* _WRITTEN REQUEST_:
Set down the material below word for word, excluding the pictures.

Rows from a dataset

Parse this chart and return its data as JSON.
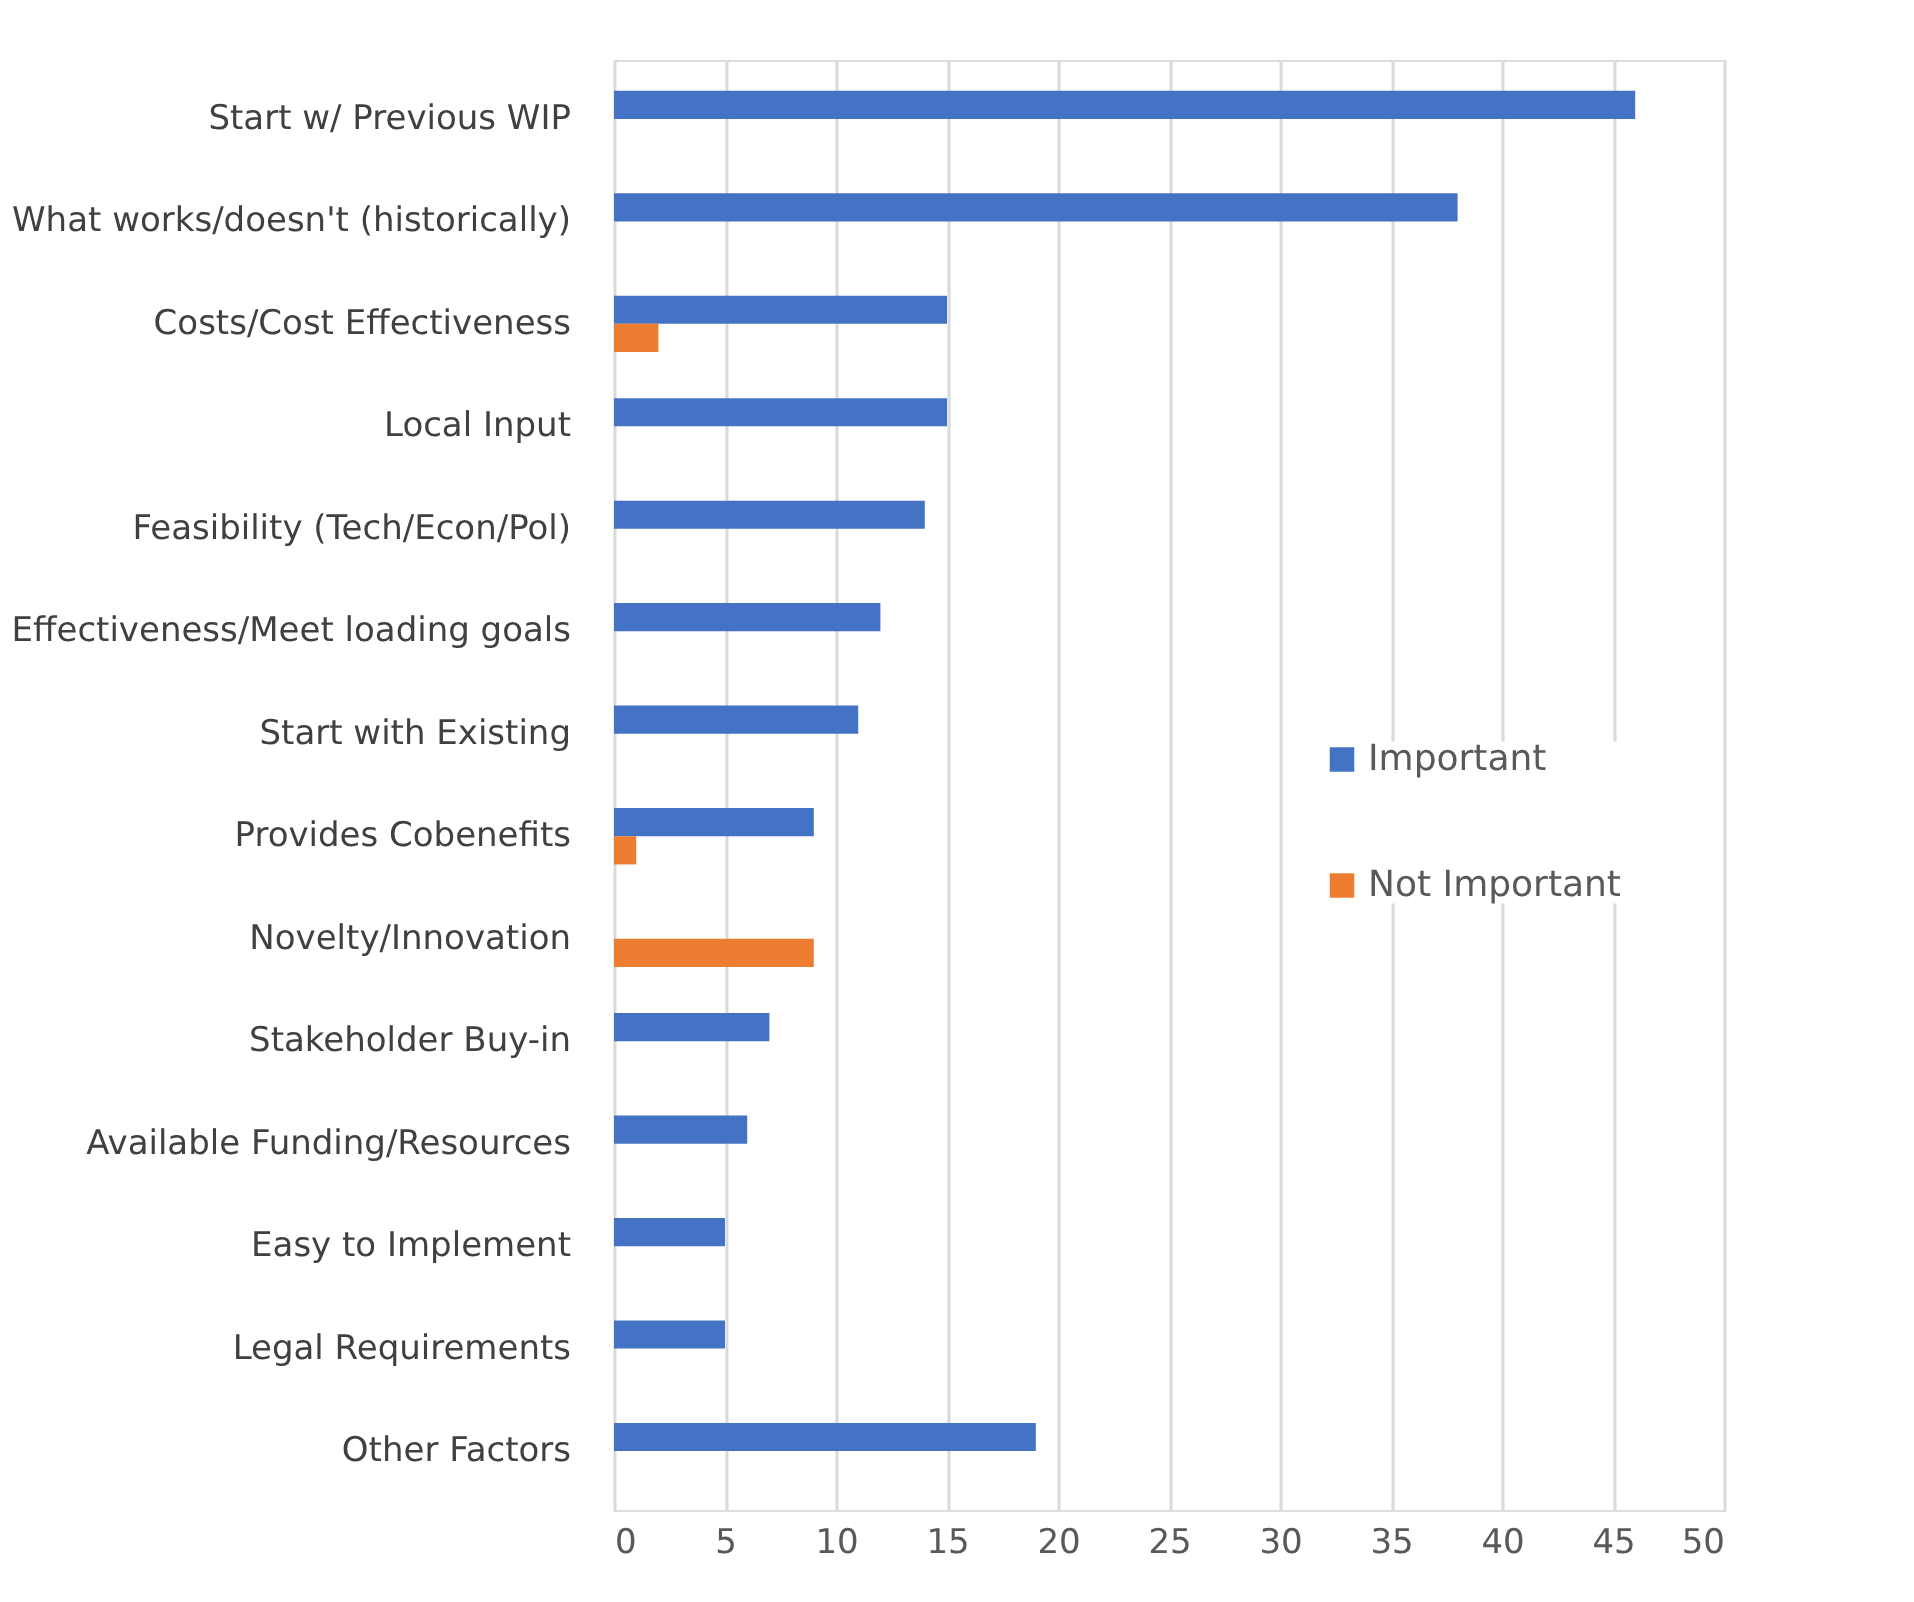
{
  "chart_data": {
    "type": "bar",
    "orientation": "horizontal",
    "categories": [
      "Start w/ Previous WIP",
      "What works/doesn't (historically)",
      "Costs/Cost Effectiveness",
      "Local Input",
      "Feasibility (Tech/Econ/Pol)",
      "Effectiveness/Meet loading goals",
      "Start with Existing",
      "Provides Cobenefits",
      "Novelty/Innovation",
      "Stakeholder Buy-in",
      "Available Funding/Resources",
      "Easy to Implement",
      "Legal Requirements",
      "Other Factors"
    ],
    "series": [
      {
        "name": "Important",
        "color": "#4472c4",
        "values": [
          46,
          38,
          15,
          15,
          14,
          12,
          11,
          9,
          null,
          7,
          6,
          5,
          5,
          19
        ]
      },
      {
        "name": "Not Important",
        "color": "#ed7d31",
        "values": [
          null,
          null,
          2,
          null,
          null,
          null,
          null,
          1,
          9,
          null,
          null,
          null,
          null,
          null
        ]
      }
    ],
    "xlim": [
      0,
      50
    ],
    "xticks": [
      0,
      5,
      10,
      15,
      20,
      25,
      30,
      35,
      40,
      45,
      50
    ],
    "grid": "x",
    "legend": "right"
  }
}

* _IN RESPONSE_:
Parse this chart and return its data as JSON.
{
  "chart_data": {
    "type": "bar",
    "orientation": "horizontal",
    "categories": [
      "Start w/ Previous WIP",
      "What works/doesn't (historically)",
      "Costs/Cost Effectiveness",
      "Local Input",
      "Feasibility (Tech/Econ/Pol)",
      "Effectiveness/Meet loading goals",
      "Start with Existing",
      "Provides Cobenefits",
      "Novelty/Innovation",
      "Stakeholder Buy-in",
      "Available Funding/Resources",
      "Easy to Implement",
      "Legal Requirements",
      "Other Factors"
    ],
    "series": [
      {
        "name": "Important",
        "color": "#4472c4",
        "values": [
          46,
          38,
          15,
          15,
          14,
          12,
          11,
          9,
          null,
          7,
          6,
          5,
          5,
          19
        ]
      },
      {
        "name": "Not Important",
        "color": "#ed7d31",
        "values": [
          null,
          null,
          2,
          null,
          null,
          null,
          null,
          1,
          9,
          null,
          null,
          null,
          null,
          null
        ]
      }
    ],
    "xlim": [
      0,
      50
    ],
    "xticks": [
      0,
      5,
      10,
      15,
      20,
      25,
      30,
      35,
      40,
      45,
      50
    ],
    "grid": "x",
    "legend": "right"
  }
}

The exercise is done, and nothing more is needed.